[Brano da esaminare]
■ ■ ■

Avvenire
Un altro sos da un folto gruppo di profughi allo stremo in un centro di detenzione libico. Si tratta di 150 eritrei, etiopi e somali fuggiti il 23 maggio 2018 dalla prigione dei trafficanti a Beni Walid, dove per Medici senza frontiere si pratica la tortura.
Una storia emblematica del Paese "sicuro". Derubati e abbandonati da due trafficanti eritrei in questo snodo sulla rotta migratoria dal Sudan a 150 km da Tripoli e a 130 da Misurata, sono stati catturati dai miliziani mercanti di esseri umani che chiedevano 5.000 dollari a testa per liberarli. Soldi che nessuno aveva e, di fronte alla prospettiva di venire venduti, quella sera di maggio i migranti sono fuggiti in massa.
I banditi hanno sparato uccidendo 15 persone, altre 25 sono state ferite. I sopravvissuti al massacro si sono rifugiati in una moschea protetti dai cittadini. Il giorno successivo la polizia li ha trasferiti in un centro governativo a Tripoli da dove non sono più usciti.
Eppure persino la Libia, in base a un accordo sottoscritto con l'Unione africana, riconosce a queste nazionalità lo status di rifugiati e, secondo i medici di Msf che li hanno visitati, molti dei profughi e richiedenti asilo arrestati presentavano ferite di arma da fuoco, altri segni di tortura. Ma nel caos libico chi non cade nelle mani dei trafficanti finisce nei centri di detenzione ufficiali, perlopiù vecchie galere di Gheddafi o capannoni in disuso dove le autorità libiche ammassano i prigionieri.
Per i 150 sopravvissuti non si è fatta eccezione nonostante fossero vittime di criminali. Un rapporto dell'Organizzazione internazionale delle migrazioni conferma gli orrori di Bani Walid. Nella zona da dicembre sono stati trovati almeno 100 corpi di profughi. Secondo Msf molti cadaveri erano ai margini delle piste o delle strade nel deserto, lasciati morire dopo essere caduti da camion o pick-up.

■ ■ ■

[Estratti dei record]
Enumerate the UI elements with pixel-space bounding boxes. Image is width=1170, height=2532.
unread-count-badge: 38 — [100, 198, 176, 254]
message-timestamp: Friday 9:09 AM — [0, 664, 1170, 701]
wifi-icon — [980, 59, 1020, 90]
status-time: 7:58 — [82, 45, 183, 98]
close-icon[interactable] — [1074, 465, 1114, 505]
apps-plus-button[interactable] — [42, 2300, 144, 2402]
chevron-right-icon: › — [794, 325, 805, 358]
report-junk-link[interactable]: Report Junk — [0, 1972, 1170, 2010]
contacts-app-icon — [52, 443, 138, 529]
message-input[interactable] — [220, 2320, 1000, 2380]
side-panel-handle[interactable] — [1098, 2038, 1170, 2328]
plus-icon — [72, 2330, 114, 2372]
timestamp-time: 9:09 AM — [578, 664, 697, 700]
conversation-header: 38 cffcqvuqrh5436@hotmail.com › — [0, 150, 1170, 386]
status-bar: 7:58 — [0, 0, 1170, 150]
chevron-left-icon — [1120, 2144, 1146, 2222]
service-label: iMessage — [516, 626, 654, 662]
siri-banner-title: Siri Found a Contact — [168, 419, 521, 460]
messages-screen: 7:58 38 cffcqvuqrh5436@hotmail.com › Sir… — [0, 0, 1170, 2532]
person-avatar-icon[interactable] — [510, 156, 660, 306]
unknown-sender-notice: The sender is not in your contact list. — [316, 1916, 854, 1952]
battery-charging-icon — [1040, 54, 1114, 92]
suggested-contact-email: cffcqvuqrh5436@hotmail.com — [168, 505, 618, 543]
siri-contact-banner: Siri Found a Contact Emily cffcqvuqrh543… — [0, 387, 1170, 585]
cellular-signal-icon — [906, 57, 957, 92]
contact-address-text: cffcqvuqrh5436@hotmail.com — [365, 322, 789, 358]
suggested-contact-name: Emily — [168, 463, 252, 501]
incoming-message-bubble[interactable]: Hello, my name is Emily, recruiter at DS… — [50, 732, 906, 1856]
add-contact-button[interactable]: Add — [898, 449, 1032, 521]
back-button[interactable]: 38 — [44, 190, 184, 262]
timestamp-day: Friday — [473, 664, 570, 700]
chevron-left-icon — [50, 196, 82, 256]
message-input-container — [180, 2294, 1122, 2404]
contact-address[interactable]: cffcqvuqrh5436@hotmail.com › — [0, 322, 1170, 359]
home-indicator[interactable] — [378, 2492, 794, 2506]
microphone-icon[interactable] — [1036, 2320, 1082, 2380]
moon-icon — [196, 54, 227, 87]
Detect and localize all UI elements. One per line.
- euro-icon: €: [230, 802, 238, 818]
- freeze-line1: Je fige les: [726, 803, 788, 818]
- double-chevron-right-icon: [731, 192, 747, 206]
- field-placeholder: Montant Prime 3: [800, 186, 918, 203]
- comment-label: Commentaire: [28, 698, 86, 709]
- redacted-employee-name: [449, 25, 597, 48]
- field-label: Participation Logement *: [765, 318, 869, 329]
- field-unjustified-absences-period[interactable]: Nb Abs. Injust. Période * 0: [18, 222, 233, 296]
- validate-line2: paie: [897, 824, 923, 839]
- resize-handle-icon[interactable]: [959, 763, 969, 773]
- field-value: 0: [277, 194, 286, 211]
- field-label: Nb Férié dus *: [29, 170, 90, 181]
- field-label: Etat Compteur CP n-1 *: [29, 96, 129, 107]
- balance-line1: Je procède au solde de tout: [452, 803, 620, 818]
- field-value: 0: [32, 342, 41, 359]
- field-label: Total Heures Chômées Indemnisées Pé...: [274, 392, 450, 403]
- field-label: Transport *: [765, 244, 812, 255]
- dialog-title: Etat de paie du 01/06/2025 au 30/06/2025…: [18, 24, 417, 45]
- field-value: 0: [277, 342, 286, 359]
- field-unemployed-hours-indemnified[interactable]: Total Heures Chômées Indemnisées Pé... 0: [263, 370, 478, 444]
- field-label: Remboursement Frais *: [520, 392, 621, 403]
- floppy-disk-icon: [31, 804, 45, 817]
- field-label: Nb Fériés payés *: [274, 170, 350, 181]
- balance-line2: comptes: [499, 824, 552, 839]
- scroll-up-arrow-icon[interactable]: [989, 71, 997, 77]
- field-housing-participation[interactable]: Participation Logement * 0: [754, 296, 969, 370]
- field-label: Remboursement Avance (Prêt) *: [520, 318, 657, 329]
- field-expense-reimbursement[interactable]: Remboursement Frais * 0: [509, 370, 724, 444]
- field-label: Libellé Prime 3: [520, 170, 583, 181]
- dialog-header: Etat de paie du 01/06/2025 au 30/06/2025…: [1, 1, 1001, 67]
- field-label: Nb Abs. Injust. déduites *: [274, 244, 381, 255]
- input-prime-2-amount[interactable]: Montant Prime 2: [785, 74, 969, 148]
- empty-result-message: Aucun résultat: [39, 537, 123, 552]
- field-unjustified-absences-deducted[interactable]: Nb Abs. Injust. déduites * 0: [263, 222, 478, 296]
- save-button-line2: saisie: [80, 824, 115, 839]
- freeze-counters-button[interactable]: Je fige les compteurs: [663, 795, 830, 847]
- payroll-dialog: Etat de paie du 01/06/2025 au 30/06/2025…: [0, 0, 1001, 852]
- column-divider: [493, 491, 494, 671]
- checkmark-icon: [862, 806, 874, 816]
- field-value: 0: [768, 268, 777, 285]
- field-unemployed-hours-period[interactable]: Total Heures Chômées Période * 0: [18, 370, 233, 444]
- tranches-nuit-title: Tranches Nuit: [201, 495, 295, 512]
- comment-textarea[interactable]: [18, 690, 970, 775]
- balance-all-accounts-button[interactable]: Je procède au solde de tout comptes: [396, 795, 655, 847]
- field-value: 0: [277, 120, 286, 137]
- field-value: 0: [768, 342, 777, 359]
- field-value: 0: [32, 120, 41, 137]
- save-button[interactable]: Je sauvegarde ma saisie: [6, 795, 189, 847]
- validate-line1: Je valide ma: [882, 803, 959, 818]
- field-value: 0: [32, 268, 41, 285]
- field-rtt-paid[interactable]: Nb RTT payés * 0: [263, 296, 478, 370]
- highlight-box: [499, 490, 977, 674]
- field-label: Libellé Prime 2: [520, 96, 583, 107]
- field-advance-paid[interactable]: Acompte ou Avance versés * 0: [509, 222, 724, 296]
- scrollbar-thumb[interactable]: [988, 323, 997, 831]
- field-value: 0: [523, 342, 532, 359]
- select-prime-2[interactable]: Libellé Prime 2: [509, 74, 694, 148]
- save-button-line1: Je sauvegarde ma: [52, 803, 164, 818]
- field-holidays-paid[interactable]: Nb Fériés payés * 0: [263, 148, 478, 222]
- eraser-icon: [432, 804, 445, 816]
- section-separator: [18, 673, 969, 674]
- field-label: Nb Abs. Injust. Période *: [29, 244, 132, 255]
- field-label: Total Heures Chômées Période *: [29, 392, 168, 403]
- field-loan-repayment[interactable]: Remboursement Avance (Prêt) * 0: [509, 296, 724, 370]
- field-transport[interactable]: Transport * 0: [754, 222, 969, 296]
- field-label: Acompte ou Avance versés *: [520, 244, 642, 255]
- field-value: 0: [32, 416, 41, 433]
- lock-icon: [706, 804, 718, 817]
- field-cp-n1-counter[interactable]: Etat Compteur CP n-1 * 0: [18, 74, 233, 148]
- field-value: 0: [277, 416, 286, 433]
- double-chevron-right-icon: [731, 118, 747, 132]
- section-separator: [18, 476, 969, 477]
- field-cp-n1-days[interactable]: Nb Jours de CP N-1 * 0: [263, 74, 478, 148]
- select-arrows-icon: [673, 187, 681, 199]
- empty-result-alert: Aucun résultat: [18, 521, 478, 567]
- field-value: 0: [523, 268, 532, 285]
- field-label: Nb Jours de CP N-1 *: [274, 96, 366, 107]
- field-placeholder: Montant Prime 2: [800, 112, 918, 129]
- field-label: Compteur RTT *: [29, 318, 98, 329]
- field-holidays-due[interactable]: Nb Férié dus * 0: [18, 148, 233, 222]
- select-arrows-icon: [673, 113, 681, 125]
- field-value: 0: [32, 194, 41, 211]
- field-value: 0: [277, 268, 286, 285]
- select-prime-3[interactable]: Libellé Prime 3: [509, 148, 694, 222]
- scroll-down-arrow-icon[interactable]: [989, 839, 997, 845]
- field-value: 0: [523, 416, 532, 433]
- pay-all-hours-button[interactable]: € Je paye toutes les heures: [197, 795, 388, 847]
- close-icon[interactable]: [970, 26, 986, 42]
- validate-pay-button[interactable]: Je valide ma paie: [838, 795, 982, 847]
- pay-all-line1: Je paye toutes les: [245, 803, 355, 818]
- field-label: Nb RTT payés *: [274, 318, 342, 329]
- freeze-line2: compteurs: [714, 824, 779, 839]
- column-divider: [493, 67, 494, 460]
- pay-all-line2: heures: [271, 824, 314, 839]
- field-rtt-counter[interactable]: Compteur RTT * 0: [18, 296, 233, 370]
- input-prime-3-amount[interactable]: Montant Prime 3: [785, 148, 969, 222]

■ ■ ■

[Esercizio A]
Indica se ciascuna affermazione concorda con l'articolo sui profughi di Beni Walid. Per ognuna rispondi sì o no e cita fedelmente le parole decisive dell'articolo: (i) i migranti sono fuggiti da Beni Walid il 23 maggio 2018; (ii) i trafficanti chiedevano 1.000 dollari a testa per liberarli; (iii) dopo il massacro la polizia ha rimesso in libertà i sopravvissuti.
[Esercizio B]
Ricopia dall'articolo sui profughi di Beni Walid il passo che si apre con le parole contenenti "Una storia emblematica" e si chiude con "fuggiti in massa.".
[Esercizio C]
Prosegui l'articolo sui profughi di Beni Walid dal punto in cui termina.
I record non hanno alcun rapporto con l'articolo.

[Risposta finale A]
(i) Sì: «fuggiti il 23 maggio 2018 dalla prigione dei trafficanti a Beni Walid».
(ii) No: «chiedevano 5.000 dollari a testa per liberarli».
(iii) No: «la polizia li ha trasferiti in un centro governativo a Tripoli da dove non sono più usciti».

[Risposta finale B]
Una storia emblematica del Paese "sicuro". Derubati e abbandonati da due trafficanti eritrei in questo snodo sulla rotta migratoria dal Sudan a 150 km da Tripoli e a 130 da Misurata, sono stati catturati dai miliziani mercanti di esseri umani che chiedevano 5.000 dollari a testa per liberarli. Soldi che nessuno aveva e, di fronte alla prospettiva di venire venduti, quella sera di maggio i migranti sono fuggiti in massa.

[Risposta finale C]
Altri avevano ferite da arma da fuoco o segni di torture. Da Qasr Bin Ghashir, nell'area della capitale i 150 sopravvissuti sono riusciti a mandare segnali con uno smart-phone. Chiedono aiuto con disperati messaggi sui social domandando dove sia l'Acnur. Sono allo stremo per le condizioni in cui si trovano e i maltrattamenti arbitrari inflitti dai secondini, ex trafficanti che dopo gli accordi con Italia e Ue indossano una divisa.
Secondo l'Oim vi sono rinchiusi circa 530 detenuti (310 eritrei, 150 sudanesi, il resto somali, etiopi e nigerini, tra cui 90 donne) in condizioni igienico sanitarie precarie. Tensione aggravata dalla mancata registrazione di molti ospiti da parte dell'Onu. Sta invece leggermente migliorando la situazione nel campo tripolino di Tarek al Matar.
Dopo le denunce dei profughi sui tentativi di sequestro di alcune guardie rilanciati da questo giornale e la rivolta duramente repressa domenica scorsa, l'Onu prosegue nell'identificazione dei profughi in vista di una evacuazione umanitaria dei più vulnerabili in Niger.
Il centro ha catturato l'attenzione di alcuni media internazionali e il rischio di sparizioni, grazie all'intensificarsi dei controlli dell'Acnur, ora è basso. Le persone trasferite arbitrariamente che stavano per essere vendute sono state rintracciate, ma è pericoloso, confermano i prigionieri, svolgere lavori all'esterno. Come ha scritto ieri Avvenire, la Corte dell'AIA ha aperto un'inchiesta sulle galere libiche.